[Stored records]
====================
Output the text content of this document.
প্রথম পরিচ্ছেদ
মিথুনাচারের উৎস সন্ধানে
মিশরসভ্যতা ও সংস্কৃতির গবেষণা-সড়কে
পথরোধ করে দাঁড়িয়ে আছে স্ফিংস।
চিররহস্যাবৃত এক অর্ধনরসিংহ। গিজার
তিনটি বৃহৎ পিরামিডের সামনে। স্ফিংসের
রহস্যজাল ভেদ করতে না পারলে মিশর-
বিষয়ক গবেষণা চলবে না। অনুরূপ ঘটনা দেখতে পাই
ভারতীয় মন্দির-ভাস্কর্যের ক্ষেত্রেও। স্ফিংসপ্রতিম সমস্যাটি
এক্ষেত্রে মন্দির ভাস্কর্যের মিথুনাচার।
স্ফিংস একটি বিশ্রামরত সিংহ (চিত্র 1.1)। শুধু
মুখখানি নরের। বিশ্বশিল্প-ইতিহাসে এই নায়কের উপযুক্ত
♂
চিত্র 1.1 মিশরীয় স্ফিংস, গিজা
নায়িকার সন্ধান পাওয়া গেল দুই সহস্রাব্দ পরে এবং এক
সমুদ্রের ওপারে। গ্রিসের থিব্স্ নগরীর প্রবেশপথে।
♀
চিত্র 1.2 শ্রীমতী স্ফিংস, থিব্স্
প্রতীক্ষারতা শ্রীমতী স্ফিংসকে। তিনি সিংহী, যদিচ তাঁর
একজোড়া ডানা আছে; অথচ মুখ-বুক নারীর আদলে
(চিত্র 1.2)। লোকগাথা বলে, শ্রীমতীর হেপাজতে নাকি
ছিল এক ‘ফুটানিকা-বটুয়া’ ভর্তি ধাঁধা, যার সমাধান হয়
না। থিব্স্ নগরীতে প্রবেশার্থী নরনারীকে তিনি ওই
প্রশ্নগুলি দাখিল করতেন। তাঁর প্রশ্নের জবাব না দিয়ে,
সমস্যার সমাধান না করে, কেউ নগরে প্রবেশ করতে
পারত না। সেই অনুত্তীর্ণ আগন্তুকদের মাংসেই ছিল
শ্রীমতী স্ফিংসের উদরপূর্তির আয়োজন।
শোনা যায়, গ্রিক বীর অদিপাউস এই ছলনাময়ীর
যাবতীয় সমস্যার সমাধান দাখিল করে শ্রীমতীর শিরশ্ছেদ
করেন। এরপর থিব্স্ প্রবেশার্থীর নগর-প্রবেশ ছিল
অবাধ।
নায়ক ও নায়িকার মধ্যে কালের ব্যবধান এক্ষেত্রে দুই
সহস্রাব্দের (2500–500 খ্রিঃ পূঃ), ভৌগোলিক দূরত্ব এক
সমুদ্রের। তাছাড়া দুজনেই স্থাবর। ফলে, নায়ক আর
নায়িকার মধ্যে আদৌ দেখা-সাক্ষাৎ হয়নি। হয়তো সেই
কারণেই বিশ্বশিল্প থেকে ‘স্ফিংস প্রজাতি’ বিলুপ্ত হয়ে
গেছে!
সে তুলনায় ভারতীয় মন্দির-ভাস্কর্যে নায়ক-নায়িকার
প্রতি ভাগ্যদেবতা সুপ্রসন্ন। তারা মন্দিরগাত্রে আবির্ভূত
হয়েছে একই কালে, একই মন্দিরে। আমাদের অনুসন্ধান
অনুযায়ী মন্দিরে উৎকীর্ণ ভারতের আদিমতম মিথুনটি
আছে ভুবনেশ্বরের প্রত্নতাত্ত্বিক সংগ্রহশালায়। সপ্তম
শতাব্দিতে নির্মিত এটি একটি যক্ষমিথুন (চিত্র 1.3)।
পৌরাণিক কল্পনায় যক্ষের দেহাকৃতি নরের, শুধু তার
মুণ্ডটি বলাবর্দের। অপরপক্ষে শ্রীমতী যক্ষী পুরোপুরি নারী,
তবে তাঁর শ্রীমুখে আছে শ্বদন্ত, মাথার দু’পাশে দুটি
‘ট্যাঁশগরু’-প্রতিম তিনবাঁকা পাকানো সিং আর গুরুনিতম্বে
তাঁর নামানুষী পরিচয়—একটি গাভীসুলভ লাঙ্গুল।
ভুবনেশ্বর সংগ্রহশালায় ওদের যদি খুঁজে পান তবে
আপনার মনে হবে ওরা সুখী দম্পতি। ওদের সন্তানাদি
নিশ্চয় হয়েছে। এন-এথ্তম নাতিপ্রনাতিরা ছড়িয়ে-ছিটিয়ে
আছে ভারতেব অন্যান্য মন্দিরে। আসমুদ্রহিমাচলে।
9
====================
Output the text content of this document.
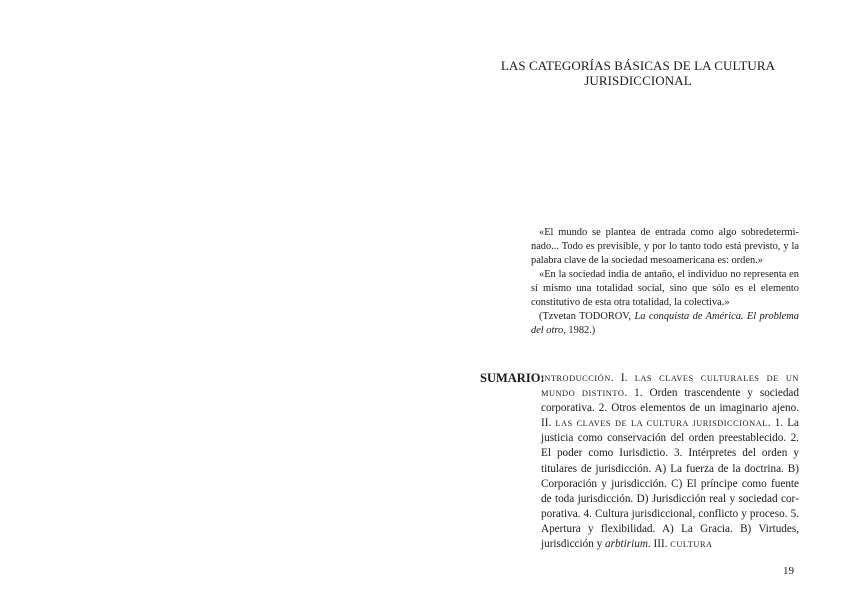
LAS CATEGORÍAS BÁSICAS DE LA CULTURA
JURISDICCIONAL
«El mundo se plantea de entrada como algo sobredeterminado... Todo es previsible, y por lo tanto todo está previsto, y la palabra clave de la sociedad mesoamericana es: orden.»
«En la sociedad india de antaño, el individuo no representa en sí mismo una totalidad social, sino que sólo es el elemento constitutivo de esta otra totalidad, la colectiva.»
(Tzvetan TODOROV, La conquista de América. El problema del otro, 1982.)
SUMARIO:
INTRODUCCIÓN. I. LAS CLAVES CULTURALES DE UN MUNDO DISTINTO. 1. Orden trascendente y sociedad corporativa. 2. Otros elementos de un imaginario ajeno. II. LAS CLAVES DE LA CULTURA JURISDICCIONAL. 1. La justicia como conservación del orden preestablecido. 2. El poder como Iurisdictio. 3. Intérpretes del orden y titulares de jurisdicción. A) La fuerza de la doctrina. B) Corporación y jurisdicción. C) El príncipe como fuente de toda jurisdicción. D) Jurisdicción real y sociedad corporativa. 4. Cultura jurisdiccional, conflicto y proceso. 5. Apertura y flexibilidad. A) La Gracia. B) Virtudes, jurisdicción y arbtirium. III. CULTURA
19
====================
▶ **PROBLEM REQUIREMENTS**:
Scan the material above for the string "CULTURA" and return the lines that hold it.

▶ **SOLUTION**:
LAS CATEGORÍAS BÁSICAS DE LA CULTURA
INTRODUCCIÓN. I. LAS CLAVES CULTURALES DE UN MUNDO DISTINTO. 1. Orden trascendente y sociedad corporativa. 2. Otros elementos de un imaginario ajeno. II. LAS CLAVES DE LA CULTURA JURISDICCIONAL. 1. La justicia como conservación del orden preestablecido. 2. El poder como Iurisdictio. 3. Intérpretes del orden y titulares de jurisdicción. A) La fuerza de la doctrina. B) Corporación y jurisdicción. C) El príncipe como fuente de toda jurisdicción. D) Jurisdicción real y sociedad corporativa. 4. Cultura jurisdiccional, conflicto y proceso. 5. Apertura y flexibilidad. A) La Gracia. B) Virtudes, jurisdicción y arbtirium. III. CULTURA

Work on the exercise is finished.